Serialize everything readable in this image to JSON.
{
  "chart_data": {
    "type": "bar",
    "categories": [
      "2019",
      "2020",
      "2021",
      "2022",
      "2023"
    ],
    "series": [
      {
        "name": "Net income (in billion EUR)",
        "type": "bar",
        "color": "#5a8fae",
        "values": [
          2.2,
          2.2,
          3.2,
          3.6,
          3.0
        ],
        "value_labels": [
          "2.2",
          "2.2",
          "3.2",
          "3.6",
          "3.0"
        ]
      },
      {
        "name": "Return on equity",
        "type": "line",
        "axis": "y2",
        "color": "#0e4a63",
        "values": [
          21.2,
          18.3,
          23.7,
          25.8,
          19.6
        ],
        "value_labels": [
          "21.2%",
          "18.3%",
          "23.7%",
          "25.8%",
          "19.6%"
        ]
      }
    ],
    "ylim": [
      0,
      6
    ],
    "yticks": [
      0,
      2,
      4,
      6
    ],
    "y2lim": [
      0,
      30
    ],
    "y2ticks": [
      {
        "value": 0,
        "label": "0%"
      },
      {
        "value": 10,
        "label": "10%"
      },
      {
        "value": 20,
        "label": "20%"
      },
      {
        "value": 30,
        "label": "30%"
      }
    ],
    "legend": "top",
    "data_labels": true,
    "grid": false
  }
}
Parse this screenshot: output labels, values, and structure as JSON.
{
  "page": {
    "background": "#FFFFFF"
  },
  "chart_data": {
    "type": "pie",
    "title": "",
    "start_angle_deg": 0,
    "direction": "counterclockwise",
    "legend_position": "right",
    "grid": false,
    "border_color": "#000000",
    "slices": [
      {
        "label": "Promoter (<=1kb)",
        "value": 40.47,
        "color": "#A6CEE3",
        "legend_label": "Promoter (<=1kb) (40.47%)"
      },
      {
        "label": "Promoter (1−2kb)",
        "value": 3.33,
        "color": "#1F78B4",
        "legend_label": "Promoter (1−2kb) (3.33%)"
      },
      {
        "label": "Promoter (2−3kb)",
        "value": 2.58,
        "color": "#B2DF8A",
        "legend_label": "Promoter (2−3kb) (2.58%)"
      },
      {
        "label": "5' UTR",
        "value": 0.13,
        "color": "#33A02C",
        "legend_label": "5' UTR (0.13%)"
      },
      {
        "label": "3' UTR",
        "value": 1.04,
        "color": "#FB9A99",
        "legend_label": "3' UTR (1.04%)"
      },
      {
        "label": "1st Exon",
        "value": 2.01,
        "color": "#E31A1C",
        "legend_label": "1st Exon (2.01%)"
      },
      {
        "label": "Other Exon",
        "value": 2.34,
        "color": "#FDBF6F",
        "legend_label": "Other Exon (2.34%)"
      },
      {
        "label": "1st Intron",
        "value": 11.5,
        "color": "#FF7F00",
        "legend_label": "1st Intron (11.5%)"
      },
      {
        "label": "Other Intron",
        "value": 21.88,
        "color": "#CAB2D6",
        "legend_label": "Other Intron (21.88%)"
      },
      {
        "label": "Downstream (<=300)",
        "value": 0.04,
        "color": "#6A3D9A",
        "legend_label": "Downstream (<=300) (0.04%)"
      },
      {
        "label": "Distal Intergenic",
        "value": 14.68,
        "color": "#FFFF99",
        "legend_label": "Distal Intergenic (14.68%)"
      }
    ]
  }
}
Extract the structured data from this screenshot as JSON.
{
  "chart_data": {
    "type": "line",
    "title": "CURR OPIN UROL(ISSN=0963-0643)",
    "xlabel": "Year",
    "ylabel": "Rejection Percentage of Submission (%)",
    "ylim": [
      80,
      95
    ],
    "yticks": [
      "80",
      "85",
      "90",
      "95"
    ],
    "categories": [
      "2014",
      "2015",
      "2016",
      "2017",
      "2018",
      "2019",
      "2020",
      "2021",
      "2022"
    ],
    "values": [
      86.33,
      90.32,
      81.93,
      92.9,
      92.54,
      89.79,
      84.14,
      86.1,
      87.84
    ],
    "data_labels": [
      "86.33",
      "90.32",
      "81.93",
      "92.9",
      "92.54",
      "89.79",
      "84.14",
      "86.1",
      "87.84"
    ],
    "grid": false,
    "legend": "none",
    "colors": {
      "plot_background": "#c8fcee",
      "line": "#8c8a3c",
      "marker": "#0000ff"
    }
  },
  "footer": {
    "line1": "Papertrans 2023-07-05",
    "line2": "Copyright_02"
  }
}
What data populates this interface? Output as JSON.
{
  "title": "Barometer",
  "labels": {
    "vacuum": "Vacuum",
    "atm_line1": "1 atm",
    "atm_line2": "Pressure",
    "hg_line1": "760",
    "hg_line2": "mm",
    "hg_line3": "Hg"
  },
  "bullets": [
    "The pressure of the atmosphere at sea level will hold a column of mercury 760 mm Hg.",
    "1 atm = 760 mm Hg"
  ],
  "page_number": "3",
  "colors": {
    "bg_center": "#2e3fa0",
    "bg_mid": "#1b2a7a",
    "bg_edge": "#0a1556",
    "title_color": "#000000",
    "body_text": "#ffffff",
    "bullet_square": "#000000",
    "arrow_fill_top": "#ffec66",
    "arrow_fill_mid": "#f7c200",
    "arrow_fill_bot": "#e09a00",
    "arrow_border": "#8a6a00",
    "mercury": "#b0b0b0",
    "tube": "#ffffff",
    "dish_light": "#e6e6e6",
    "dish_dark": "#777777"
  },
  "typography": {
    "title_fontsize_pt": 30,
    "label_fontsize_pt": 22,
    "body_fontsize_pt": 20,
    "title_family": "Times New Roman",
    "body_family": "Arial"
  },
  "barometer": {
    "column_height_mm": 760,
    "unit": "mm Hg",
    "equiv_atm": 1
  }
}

→ To be done: Transcribe the whole listing with nothing added or left out.

→ The output:
Serialize everything readable in this image to JSON.
{
  "chart_data": {
    "type": "bar",
    "categories": [
      "2019",
      "2020",
      "2021",
      "2022",
      "2023"
    ],
    "series": [
      {
        "name": "Net income (in billion EUR)",
        "type": "bar",
        "color": "#5a8fae",
        "values": [
          2.2,
          2.2,
          3.2,
          3.6,
          3.0
        ],
        "value_labels": [
          "2.2",
          "2.2",
          "3.2",
          "3.6",
          "3.0"
        ]
      },
      {
        "name": "Return on equity",
        "type": "line",
        "axis": "y2",
        "color": "#0e4a63",
        "values": [
          21.2,
          18.3,
          23.7,
          25.8,
          19.6
        ],
        "value_labels": [
          "21.2%",
          "18.3%",
          "23.7%",
          "25.8%",
          "19.6%"
        ]
      }
    ],
    "ylim": [
      0,
      6
    ],
    "yticks": [
      0,
      2,
      4,
      6
    ],
    "y2lim": [
      0,
      30
    ],
    "y2ticks": [
      {
        "value": 0,
        "label": "0%"
      },
      {
        "value": 10,
        "label": "10%"
      },
      {
        "value": 20,
        "label": "20%"
      },
      {
        "value": 30,
        "label": "30%"
      }
    ],
    "legend": "top",
    "data_labels": true,
    "grid": false
  }
}
Parse this screenshot: output labels, values, and structure as JSON.
{
  "page": {
    "background": "#FFFFFF"
  },
  "chart_data": {
    "type": "pie",
    "title": "",
    "start_angle_deg": 0,
    "direction": "counterclockwise",
    "legend_position": "right",
    "grid": false,
    "border_color": "#000000",
    "slices": [
      {
        "label": "Promoter (<=1kb)",
        "value": 40.47,
        "color": "#A6CEE3",
        "legend_label": "Promoter (<=1kb) (40.47%)"
      },
      {
        "label": "Promoter (1−2kb)",
        "value": 3.33,
        "color": "#1F78B4",
        "legend_label": "Promoter (1−2kb) (3.33%)"
      },
      {
        "label": "Promoter (2−3kb)",
        "value": 2.58,
        "color": "#B2DF8A",
        "legend_label": "Promoter (2−3kb) (2.58%)"
      },
      {
        "label": "5' UTR",
        "value": 0.13,
        "color": "#33A02C",
        "legend_label": "5' UTR (0.13%)"
      },
      {
        "label": "3' UTR",
        "value": 1.04,
        "color": "#FB9A99",
        "legend_label": "3' UTR (1.04%)"
      },
      {
        "label": "1st Exon",
        "value": 2.01,
        "color": "#E31A1C",
        "legend_label": "1st Exon (2.01%)"
      },
      {
        "label": "Other Exon",
        "value": 2.34,
        "color": "#FDBF6F",
        "legend_label": "Other Exon (2.34%)"
      },
      {
        "label": "1st Intron",
        "value": 11.5,
        "color": "#FF7F00",
        "legend_label": "1st Intron (11.5%)"
      },
      {
        "label": "Other Intron",
        "value": 21.88,
        "color": "#CAB2D6",
        "legend_label": "Other Intron (21.88%)"
      },
      {
        "label": "Downstream (<=300)",
        "value": 0.04,
        "color": "#6A3D9A",
        "legend_label": "Downstream (<=300) (0.04%)"
      },
      {
        "label": "Distal Intergenic",
        "value": 14.68,
        "color": "#FFFF99",
        "legend_label": "Distal Intergenic (14.68%)"
      }
    ]
  }
}
Extract the structured data from this screenshot as JSON.
{
  "chart_data": {
    "type": "line",
    "title": "CURR OPIN UROL(ISSN=0963-0643)",
    "xlabel": "Year",
    "ylabel": "Rejection Percentage of Submission (%)",
    "ylim": [
      80,
      95
    ],
    "yticks": [
      "80",
      "85",
      "90",
      "95"
    ],
    "categories": [
      "2014",
      "2015",
      "2016",
      "2017",
      "2018",
      "2019",
      "2020",
      "2021",
      "2022"
    ],
    "values": [
      86.33,
      90.32,
      81.93,
      92.9,
      92.54,
      89.79,
      84.14,
      86.1,
      87.84
    ],
    "data_labels": [
      "86.33",
      "90.32",
      "81.93",
      "92.9",
      "92.54",
      "89.79",
      "84.14",
      "86.1",
      "87.84"
    ],
    "grid": false,
    "legend": "none",
    "colors": {
      "plot_background": "#c8fcee",
      "line": "#8c8a3c",
      "marker": "#0000ff"
    }
  },
  "footer": {
    "line1": "Papertrans 2023-07-05",
    "line2": "Copyright_02"
  }
}
What data populates this interface? Output as JSON.
{
  "title": "Barometer",
  "labels": {
    "vacuum": "Vacuum",
    "atm_line1": "1 atm",
    "atm_line2": "Pressure",
    "hg_line1": "760",
    "hg_line2": "mm",
    "hg_line3": "Hg"
  },
  "bullets": [
    "The pressure of the atmosphere at sea level will hold a column of mercury 760 mm Hg.",
    "1 atm = 760 mm Hg"
  ],
  "page_number": "3",
  "colors": {
    "bg_center": "#2e3fa0",
    "bg_mid": "#1b2a7a",
    "bg_edge": "#0a1556",
    "title_color": "#000000",
    "body_text": "#ffffff",
    "bullet_square": "#000000",
    "arrow_fill_top": "#ffec66",
    "arrow_fill_mid": "#f7c200",
    "arrow_fill_bot": "#e09a00",
    "arrow_border": "#8a6a00",
    "mercury": "#b0b0b0",
    "tube": "#ffffff",
    "dish_light": "#e6e6e6",
    "dish_dark": "#777777"
  },
  "typography": {
    "title_fontsize_pt": 30,
    "label_fontsize_pt": 22,
    "body_fontsize_pt": 20,
    "title_family": "Times New Roman",
    "body_family": "Arial"
  },
  "barometer": {
    "column_height_mm": 760,
    "unit": "mm Hg",
    "equiv_atm": 1
  }
}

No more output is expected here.